> Supplied material
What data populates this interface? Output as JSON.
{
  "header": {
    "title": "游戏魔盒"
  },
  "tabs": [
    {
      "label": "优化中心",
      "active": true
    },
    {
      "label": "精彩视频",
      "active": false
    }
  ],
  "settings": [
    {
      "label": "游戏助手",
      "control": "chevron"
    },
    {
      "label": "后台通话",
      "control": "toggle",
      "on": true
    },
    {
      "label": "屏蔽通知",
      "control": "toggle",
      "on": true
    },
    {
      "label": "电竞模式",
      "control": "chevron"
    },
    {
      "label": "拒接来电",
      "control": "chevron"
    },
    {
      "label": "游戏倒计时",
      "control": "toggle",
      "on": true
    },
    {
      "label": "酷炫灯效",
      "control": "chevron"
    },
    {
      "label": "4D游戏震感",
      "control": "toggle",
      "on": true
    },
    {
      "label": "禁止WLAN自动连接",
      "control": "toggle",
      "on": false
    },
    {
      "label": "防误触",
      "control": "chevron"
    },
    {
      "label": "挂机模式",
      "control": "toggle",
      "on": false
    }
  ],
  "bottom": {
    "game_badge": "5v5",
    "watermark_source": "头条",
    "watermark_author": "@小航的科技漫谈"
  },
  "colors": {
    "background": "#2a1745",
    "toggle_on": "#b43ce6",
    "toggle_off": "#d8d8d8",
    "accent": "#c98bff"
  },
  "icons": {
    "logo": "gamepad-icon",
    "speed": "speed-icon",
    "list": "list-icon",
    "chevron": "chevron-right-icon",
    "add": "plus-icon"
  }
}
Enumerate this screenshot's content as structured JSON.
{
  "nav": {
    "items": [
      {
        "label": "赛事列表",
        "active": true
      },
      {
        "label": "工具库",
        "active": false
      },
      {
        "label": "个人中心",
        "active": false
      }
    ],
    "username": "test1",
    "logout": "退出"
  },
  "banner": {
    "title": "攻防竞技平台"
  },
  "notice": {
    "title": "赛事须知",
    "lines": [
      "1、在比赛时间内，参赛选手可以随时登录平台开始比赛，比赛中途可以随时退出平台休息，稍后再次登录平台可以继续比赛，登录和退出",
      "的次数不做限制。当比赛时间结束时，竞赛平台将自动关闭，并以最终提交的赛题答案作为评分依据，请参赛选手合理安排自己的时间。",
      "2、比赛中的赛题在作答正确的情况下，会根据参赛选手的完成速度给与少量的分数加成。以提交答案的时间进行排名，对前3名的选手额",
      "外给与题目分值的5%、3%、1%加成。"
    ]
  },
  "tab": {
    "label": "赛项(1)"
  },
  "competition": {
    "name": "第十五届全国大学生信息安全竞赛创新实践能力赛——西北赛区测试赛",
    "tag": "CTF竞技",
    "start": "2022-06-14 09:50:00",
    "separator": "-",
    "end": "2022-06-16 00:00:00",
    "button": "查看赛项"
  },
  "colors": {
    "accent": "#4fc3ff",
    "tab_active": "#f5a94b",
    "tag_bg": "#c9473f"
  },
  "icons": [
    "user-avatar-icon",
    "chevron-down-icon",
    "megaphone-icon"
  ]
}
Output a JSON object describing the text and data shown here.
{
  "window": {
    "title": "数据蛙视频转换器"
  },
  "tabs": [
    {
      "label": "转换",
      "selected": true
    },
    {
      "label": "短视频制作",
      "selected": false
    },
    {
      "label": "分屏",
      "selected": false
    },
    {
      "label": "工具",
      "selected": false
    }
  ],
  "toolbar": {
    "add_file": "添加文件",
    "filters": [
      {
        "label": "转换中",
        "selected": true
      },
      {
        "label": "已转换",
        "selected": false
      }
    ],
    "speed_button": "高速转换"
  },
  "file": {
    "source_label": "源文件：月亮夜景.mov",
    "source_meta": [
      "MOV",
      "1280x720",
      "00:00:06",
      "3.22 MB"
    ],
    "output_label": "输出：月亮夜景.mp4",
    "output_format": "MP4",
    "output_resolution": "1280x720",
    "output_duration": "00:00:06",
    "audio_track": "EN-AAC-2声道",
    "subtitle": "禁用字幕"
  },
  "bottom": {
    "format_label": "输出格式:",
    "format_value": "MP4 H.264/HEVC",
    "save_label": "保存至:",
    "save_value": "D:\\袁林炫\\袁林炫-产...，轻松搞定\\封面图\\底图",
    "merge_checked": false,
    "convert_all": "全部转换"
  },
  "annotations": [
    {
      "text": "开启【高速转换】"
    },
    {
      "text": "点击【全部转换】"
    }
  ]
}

> Work required
Emit the records above again, exactly, with no line skipped.

> Output of the exercise
What data populates this interface? Output as JSON.
{
  "header": {
    "title": "游戏魔盒"
  },
  "tabs": [
    {
      "label": "优化中心",
      "active": true
    },
    {
      "label": "精彩视频",
      "active": false
    }
  ],
  "settings": [
    {
      "label": "游戏助手",
      "control": "chevron"
    },
    {
      "label": "后台通话",
      "control": "toggle",
      "on": true
    },
    {
      "label": "屏蔽通知",
      "control": "toggle",
      "on": true
    },
    {
      "label": "电竞模式",
      "control": "chevron"
    },
    {
      "label": "拒接来电",
      "control": "chevron"
    },
    {
      "label": "游戏倒计时",
      "control": "toggle",
      "on": true
    },
    {
      "label": "酷炫灯效",
      "control": "chevron"
    },
    {
      "label": "4D游戏震感",
      "control": "toggle",
      "on": true
    },
    {
      "label": "禁止WLAN自动连接",
      "control": "toggle",
      "on": false
    },
    {
      "label": "防误触",
      "control": "chevron"
    },
    {
      "label": "挂机模式",
      "control": "toggle",
      "on": false
    }
  ],
  "bottom": {
    "game_badge": "5v5",
    "watermark_source": "头条",
    "watermark_author": "@小航的科技漫谈"
  },
  "colors": {
    "background": "#2a1745",
    "toggle_on": "#b43ce6",
    "toggle_off": "#d8d8d8",
    "accent": "#c98bff"
  },
  "icons": {
    "logo": "gamepad-icon",
    "speed": "speed-icon",
    "list": "list-icon",
    "chevron": "chevron-right-icon",
    "add": "plus-icon"
  }
}
Enumerate this screenshot's content as structured JSON.
{
  "nav": {
    "items": [
      {
        "label": "赛事列表",
        "active": true
      },
      {
        "label": "工具库",
        "active": false
      },
      {
        "label": "个人中心",
        "active": false
      }
    ],
    "username": "test1",
    "logout": "退出"
  },
  "banner": {
    "title": "攻防竞技平台"
  },
  "notice": {
    "title": "赛事须知",
    "lines": [
      "1、在比赛时间内，参赛选手可以随时登录平台开始比赛，比赛中途可以随时退出平台休息，稍后再次登录平台可以继续比赛，登录和退出",
      "的次数不做限制。当比赛时间结束时，竞赛平台将自动关闭，并以最终提交的赛题答案作为评分依据，请参赛选手合理安排自己的时间。",
      "2、比赛中的赛题在作答正确的情况下，会根据参赛选手的完成速度给与少量的分数加成。以提交答案的时间进行排名，对前3名的选手额",
      "外给与题目分值的5%、3%、1%加成。"
    ]
  },
  "tab": {
    "label": "赛项(1)"
  },
  "competition": {
    "name": "第十五届全国大学生信息安全竞赛创新实践能力赛——西北赛区测试赛",
    "tag": "CTF竞技",
    "start": "2022-06-14 09:50:00",
    "separator": "-",
    "end": "2022-06-16 00:00:00",
    "button": "查看赛项"
  },
  "colors": {
    "accent": "#4fc3ff",
    "tab_active": "#f5a94b",
    "tag_bg": "#c9473f"
  },
  "icons": [
    "user-avatar-icon",
    "chevron-down-icon",
    "megaphone-icon"
  ]
}
Output a JSON object describing the text and data shown here.
{
  "window": {
    "title": "数据蛙视频转换器"
  },
  "tabs": [
    {
      "label": "转换",
      "selected": true
    },
    {
      "label": "短视频制作",
      "selected": false
    },
    {
      "label": "分屏",
      "selected": false
    },
    {
      "label": "工具",
      "selected": false
    }
  ],
  "toolbar": {
    "add_file": "添加文件",
    "filters": [
      {
        "label": "转换中",
        "selected": true
      },
      {
        "label": "已转换",
        "selected": false
      }
    ],
    "speed_button": "高速转换"
  },
  "file": {
    "source_label": "源文件：月亮夜景.mov",
    "source_meta": [
      "MOV",
      "1280x720",
      "00:00:06",
      "3.22 MB"
    ],
    "output_label": "输出：月亮夜景.mp4",
    "output_format": "MP4",
    "output_resolution": "1280x720",
    "output_duration": "00:00:06",
    "audio_track": "EN-AAC-2声道",
    "subtitle": "禁用字幕"
  },
  "bottom": {
    "format_label": "输出格式:",
    "format_value": "MP4 H.264/HEVC",
    "save_label": "保存至:",
    "save_value": "D:\\袁林炫\\袁林炫-产...，轻松搞定\\封面图\\底图",
    "merge_checked": false,
    "convert_all": "全部转换"
  },
  "annotations": [
    {
      "text": "开启【高速转换】"
    },
    {
      "text": "点击【全部转换】"
    }
  ]
}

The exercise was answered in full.